-- START Given information --

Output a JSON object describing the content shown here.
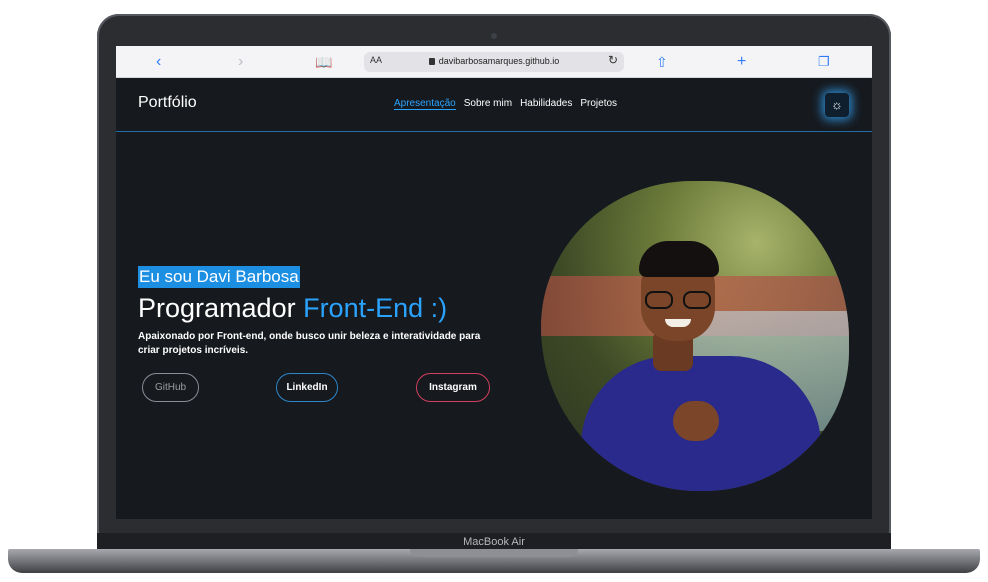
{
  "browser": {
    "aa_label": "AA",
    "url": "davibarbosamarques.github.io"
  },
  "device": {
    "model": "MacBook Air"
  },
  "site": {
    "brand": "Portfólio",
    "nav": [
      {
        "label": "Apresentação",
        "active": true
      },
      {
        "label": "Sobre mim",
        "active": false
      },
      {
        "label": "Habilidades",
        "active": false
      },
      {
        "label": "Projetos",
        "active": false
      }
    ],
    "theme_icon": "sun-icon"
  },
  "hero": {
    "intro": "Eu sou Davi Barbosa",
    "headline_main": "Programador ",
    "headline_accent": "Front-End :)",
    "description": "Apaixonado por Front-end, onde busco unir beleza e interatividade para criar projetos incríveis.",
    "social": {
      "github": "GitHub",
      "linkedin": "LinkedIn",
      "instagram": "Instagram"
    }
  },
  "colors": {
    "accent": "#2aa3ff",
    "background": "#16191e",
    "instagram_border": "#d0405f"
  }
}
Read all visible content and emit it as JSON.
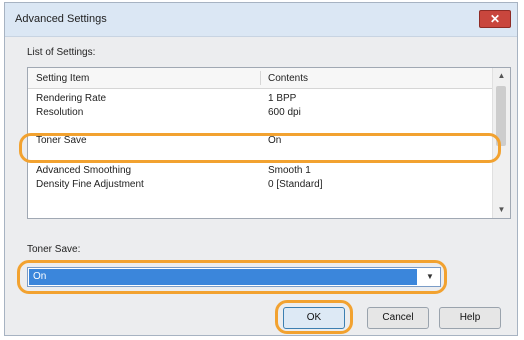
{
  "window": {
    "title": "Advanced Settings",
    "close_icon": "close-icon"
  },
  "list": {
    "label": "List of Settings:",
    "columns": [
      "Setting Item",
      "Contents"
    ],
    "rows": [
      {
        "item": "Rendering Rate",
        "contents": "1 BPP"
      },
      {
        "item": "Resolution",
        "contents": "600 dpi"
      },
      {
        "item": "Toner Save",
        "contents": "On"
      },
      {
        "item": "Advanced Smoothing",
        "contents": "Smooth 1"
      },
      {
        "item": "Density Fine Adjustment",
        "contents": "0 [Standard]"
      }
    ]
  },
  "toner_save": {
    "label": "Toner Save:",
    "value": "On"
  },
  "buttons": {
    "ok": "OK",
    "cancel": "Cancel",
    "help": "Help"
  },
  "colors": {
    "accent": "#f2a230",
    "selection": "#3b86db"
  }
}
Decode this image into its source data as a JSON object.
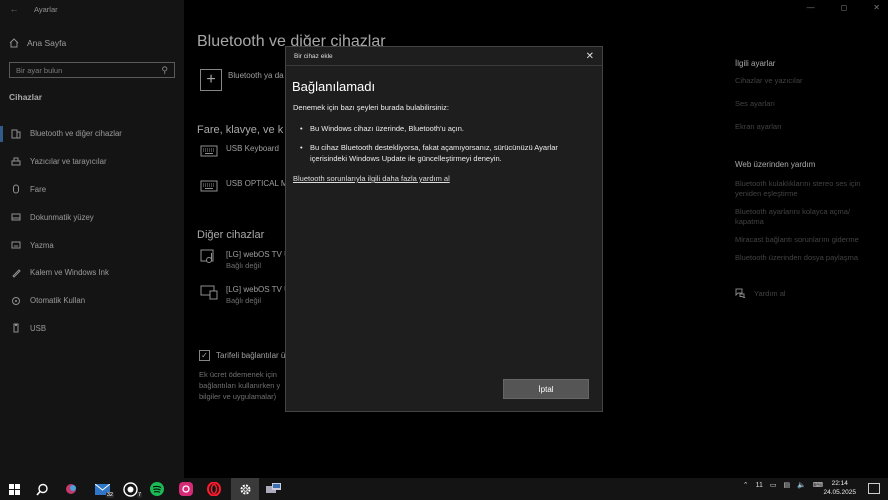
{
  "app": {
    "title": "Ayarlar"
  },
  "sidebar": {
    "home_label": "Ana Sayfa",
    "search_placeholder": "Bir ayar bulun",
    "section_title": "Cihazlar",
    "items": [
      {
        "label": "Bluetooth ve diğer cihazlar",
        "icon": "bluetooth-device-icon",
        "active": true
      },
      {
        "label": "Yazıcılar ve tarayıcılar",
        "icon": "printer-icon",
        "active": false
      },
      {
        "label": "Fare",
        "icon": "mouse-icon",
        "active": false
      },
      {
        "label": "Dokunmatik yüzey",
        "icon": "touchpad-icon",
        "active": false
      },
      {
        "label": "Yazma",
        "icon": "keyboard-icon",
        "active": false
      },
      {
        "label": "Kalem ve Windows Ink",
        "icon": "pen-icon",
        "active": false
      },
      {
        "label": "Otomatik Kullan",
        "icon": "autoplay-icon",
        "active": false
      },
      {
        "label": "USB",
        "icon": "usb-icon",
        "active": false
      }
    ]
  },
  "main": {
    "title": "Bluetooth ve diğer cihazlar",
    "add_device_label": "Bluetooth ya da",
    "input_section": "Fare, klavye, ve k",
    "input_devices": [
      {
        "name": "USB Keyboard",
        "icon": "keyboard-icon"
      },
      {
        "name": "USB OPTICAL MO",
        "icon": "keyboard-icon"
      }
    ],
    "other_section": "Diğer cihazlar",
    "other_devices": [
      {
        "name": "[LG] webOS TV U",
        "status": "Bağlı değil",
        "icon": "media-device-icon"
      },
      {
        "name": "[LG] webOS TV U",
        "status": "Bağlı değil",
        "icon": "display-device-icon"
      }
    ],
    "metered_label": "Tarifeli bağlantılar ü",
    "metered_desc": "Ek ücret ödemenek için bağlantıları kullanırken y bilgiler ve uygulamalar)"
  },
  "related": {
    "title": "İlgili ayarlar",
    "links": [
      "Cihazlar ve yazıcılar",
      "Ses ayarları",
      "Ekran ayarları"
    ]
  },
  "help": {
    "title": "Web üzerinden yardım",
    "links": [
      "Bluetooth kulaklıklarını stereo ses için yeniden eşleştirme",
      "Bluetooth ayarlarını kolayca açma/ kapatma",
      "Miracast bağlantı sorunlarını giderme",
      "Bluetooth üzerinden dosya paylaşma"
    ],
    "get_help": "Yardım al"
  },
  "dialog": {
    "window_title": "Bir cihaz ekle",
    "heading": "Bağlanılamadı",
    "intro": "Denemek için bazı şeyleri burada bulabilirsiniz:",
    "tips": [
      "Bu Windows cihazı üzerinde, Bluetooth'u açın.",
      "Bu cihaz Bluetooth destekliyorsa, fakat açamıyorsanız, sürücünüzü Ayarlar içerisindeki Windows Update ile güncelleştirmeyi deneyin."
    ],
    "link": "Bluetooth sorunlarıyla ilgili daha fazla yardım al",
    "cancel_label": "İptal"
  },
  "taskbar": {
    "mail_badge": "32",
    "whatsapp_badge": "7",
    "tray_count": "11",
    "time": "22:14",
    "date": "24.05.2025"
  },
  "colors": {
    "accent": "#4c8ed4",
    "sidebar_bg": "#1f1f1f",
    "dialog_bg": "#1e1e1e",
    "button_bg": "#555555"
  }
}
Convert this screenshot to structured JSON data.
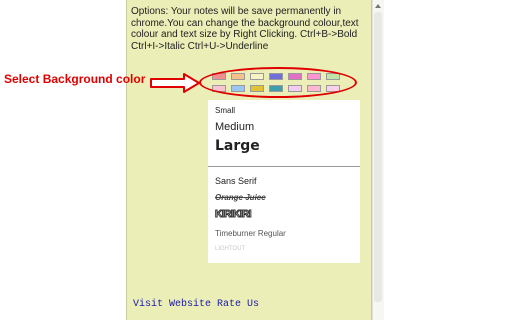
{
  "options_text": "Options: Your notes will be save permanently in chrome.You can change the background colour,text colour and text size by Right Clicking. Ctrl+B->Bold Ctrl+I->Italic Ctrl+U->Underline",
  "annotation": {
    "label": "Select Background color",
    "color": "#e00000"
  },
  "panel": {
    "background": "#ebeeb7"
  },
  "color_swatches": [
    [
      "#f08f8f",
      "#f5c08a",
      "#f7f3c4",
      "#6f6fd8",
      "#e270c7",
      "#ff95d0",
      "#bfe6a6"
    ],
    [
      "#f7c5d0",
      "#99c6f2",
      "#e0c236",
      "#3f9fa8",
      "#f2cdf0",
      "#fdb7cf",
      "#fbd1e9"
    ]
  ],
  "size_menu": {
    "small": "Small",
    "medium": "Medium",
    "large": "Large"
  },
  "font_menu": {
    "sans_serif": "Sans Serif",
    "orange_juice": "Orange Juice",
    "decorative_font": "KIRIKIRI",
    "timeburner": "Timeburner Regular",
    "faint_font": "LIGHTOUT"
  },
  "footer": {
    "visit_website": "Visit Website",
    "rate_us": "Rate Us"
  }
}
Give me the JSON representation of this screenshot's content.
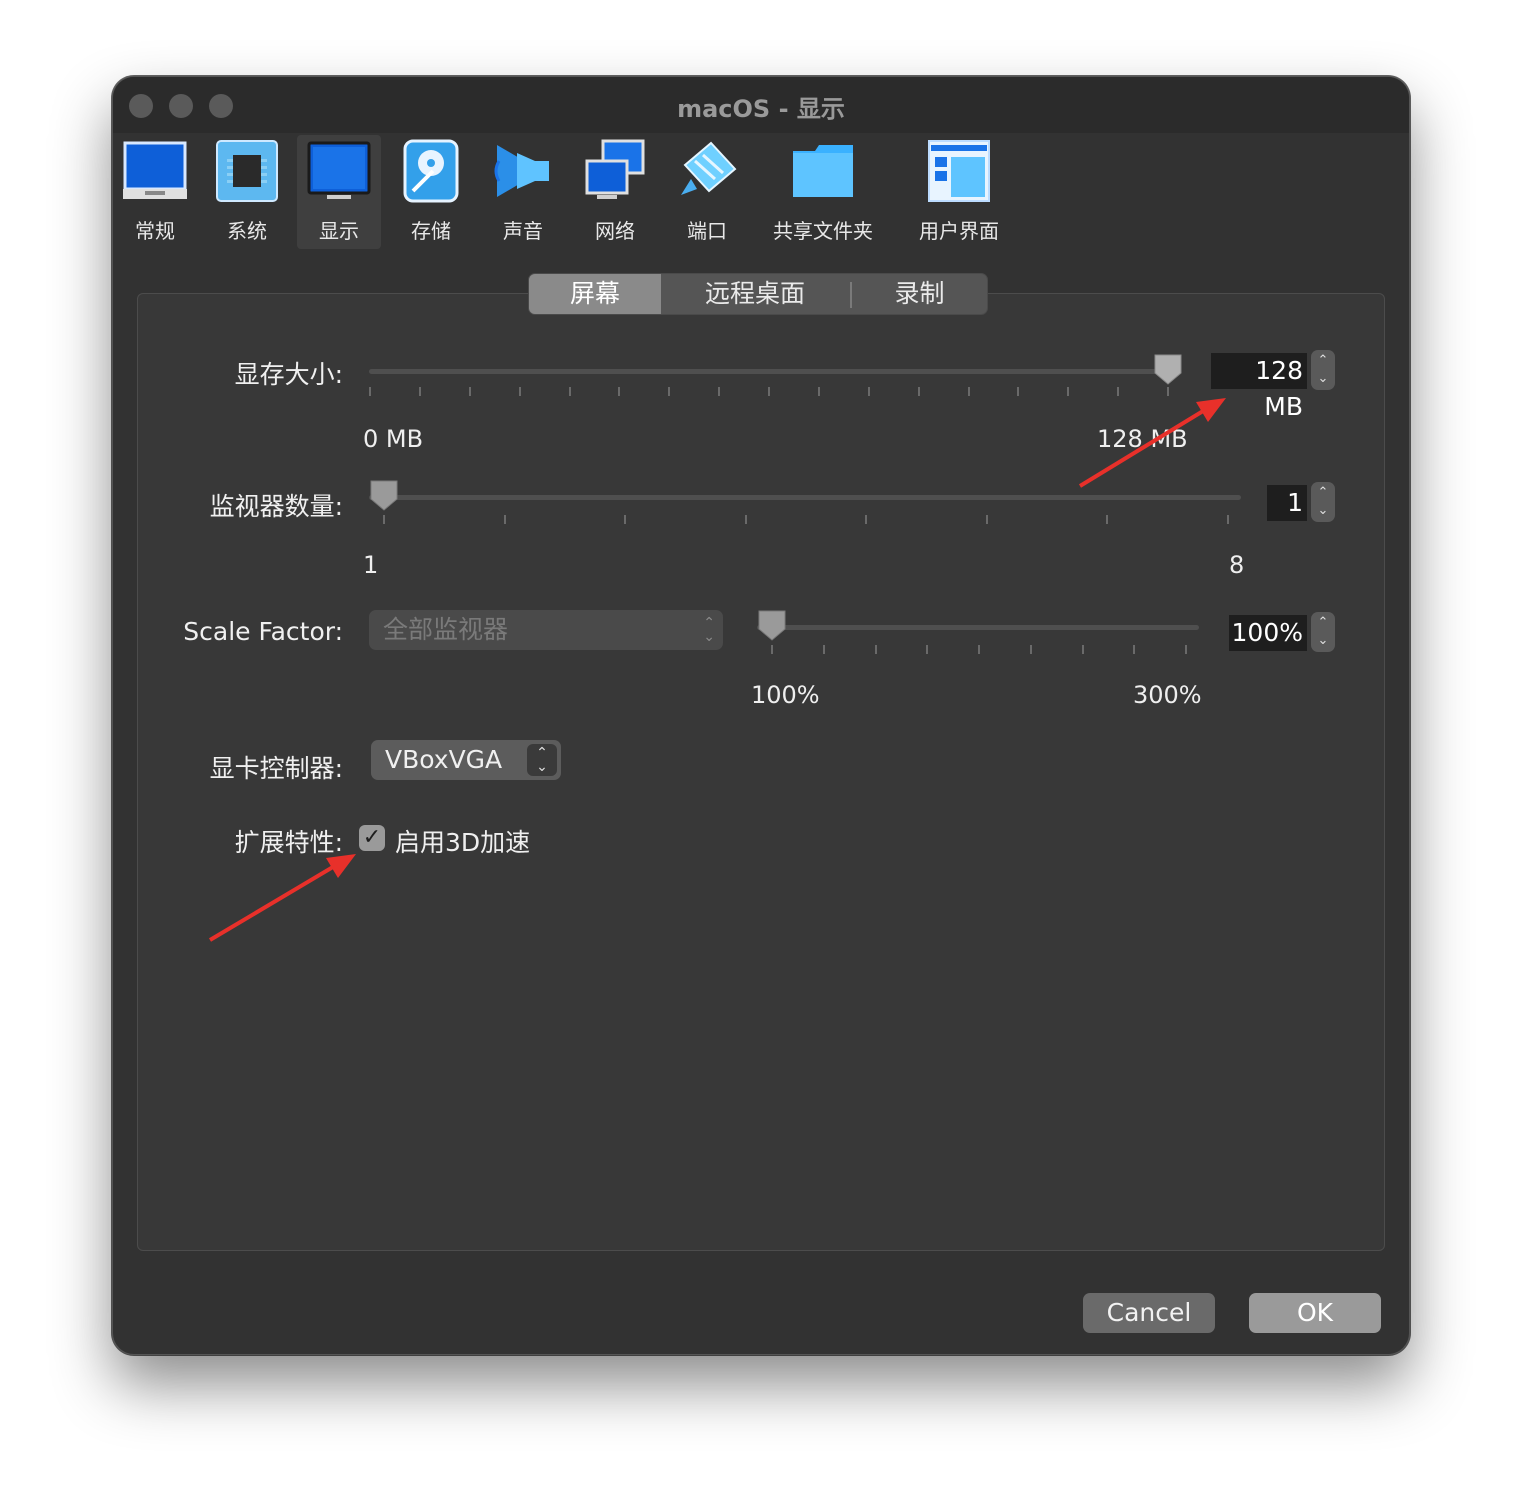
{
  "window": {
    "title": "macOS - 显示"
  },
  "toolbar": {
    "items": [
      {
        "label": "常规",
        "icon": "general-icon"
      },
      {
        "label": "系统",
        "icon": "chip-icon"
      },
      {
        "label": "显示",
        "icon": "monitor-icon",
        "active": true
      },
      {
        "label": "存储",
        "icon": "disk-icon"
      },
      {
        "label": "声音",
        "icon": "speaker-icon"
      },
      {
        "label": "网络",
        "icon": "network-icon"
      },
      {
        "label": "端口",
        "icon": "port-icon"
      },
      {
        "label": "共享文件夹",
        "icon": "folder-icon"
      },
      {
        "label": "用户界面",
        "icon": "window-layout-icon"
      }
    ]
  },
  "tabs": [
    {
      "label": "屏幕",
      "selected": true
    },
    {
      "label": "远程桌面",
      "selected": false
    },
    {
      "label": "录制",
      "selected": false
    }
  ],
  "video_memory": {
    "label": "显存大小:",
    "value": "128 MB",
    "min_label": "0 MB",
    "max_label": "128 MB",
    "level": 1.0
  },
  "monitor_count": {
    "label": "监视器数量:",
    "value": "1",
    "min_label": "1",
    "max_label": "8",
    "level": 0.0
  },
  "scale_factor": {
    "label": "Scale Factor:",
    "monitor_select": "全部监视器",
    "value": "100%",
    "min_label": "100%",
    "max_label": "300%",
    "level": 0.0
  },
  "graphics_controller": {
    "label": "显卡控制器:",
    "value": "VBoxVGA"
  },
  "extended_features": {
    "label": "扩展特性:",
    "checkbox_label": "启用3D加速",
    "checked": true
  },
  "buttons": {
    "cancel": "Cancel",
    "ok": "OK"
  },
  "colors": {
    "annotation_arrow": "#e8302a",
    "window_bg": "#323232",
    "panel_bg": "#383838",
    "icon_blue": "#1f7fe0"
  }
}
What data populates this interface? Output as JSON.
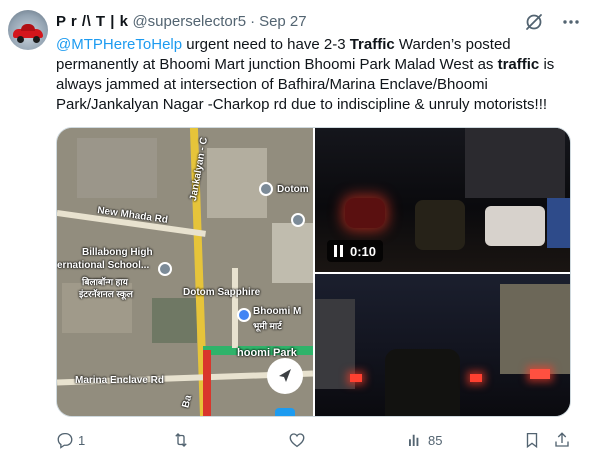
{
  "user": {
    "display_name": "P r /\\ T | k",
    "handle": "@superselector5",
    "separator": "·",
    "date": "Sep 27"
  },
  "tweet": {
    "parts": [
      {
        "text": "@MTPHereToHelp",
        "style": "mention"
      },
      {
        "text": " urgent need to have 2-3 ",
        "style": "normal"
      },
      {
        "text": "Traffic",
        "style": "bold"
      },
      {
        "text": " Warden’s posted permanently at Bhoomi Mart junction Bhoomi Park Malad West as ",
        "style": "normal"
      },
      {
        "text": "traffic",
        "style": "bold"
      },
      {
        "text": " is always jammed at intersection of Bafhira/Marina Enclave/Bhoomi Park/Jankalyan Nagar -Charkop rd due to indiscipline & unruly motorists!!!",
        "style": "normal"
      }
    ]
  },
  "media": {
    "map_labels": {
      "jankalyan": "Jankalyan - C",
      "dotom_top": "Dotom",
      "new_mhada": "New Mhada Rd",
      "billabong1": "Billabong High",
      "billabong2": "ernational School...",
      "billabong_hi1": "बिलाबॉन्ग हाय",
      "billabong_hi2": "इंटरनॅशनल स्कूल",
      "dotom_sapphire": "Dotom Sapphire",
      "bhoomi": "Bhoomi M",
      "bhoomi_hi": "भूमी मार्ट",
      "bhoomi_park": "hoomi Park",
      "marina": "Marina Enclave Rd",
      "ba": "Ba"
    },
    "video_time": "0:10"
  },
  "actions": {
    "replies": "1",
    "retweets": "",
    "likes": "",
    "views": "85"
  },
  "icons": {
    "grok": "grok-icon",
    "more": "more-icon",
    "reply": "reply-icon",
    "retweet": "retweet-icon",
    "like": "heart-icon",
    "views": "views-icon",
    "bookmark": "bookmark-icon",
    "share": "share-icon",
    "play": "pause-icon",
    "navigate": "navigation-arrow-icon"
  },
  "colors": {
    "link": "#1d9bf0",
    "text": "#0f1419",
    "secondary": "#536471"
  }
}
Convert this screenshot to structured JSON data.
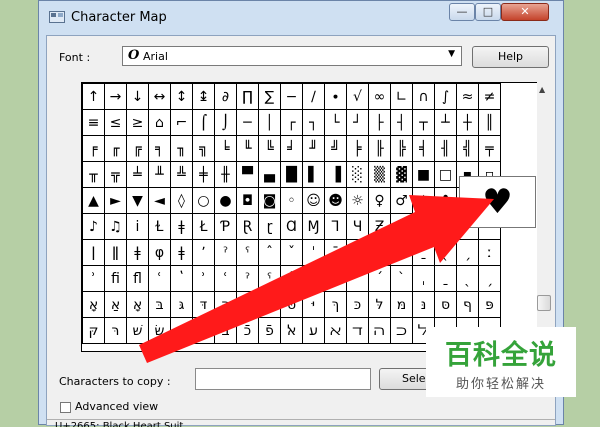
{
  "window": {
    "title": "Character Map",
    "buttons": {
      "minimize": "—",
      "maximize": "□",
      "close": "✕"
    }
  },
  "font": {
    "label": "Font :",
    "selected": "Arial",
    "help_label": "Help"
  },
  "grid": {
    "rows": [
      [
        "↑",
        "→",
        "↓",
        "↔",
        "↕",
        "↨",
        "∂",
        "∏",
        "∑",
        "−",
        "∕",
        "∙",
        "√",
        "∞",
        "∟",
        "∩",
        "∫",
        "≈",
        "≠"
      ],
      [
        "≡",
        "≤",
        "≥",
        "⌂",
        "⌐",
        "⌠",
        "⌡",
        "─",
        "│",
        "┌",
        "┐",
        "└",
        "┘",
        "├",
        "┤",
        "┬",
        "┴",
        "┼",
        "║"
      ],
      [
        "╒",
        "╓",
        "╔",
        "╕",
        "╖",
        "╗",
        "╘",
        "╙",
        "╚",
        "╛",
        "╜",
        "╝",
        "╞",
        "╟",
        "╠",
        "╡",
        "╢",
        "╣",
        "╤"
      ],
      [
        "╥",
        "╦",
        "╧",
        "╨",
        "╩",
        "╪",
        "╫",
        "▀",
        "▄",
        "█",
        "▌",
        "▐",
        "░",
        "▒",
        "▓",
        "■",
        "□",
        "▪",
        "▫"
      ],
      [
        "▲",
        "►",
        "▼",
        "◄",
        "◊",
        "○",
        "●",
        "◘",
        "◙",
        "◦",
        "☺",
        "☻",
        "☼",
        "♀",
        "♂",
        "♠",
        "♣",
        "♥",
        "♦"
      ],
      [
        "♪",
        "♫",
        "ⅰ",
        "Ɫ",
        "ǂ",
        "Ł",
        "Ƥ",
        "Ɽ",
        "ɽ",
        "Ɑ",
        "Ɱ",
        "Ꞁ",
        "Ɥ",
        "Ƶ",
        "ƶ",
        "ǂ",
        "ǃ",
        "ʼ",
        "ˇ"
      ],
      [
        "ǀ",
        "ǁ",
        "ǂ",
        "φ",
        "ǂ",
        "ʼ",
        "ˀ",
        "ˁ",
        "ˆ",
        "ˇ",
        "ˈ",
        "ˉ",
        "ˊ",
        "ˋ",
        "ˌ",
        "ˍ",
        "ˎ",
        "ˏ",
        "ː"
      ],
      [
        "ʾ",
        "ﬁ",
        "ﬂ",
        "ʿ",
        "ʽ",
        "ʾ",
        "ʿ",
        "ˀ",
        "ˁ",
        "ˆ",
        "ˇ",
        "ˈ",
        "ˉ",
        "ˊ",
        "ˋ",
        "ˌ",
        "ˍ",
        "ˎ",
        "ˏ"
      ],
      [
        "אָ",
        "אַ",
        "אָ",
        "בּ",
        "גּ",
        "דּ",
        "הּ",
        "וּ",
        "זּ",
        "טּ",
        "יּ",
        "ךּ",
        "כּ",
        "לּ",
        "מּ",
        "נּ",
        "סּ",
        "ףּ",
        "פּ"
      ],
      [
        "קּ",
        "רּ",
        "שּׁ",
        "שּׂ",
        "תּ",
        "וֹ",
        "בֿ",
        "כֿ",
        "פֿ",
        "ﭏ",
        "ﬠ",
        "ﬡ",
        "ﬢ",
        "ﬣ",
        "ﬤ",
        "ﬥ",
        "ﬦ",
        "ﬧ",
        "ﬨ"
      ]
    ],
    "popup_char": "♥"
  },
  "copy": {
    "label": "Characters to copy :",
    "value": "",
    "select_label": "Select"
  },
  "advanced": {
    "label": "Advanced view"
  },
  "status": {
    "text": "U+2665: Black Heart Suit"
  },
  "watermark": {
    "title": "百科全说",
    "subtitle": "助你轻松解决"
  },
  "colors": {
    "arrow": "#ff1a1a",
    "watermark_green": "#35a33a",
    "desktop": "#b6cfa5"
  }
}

-- END Given information --

Directions: Using the listing above, show every line that includes the string "data".

Correct response:
Decode this image into its source data as a JSON object.
Convert this screenshot to structured JSON data.
What data populates this interface? Output as JSON.
Convert this screenshot to structured JSON data.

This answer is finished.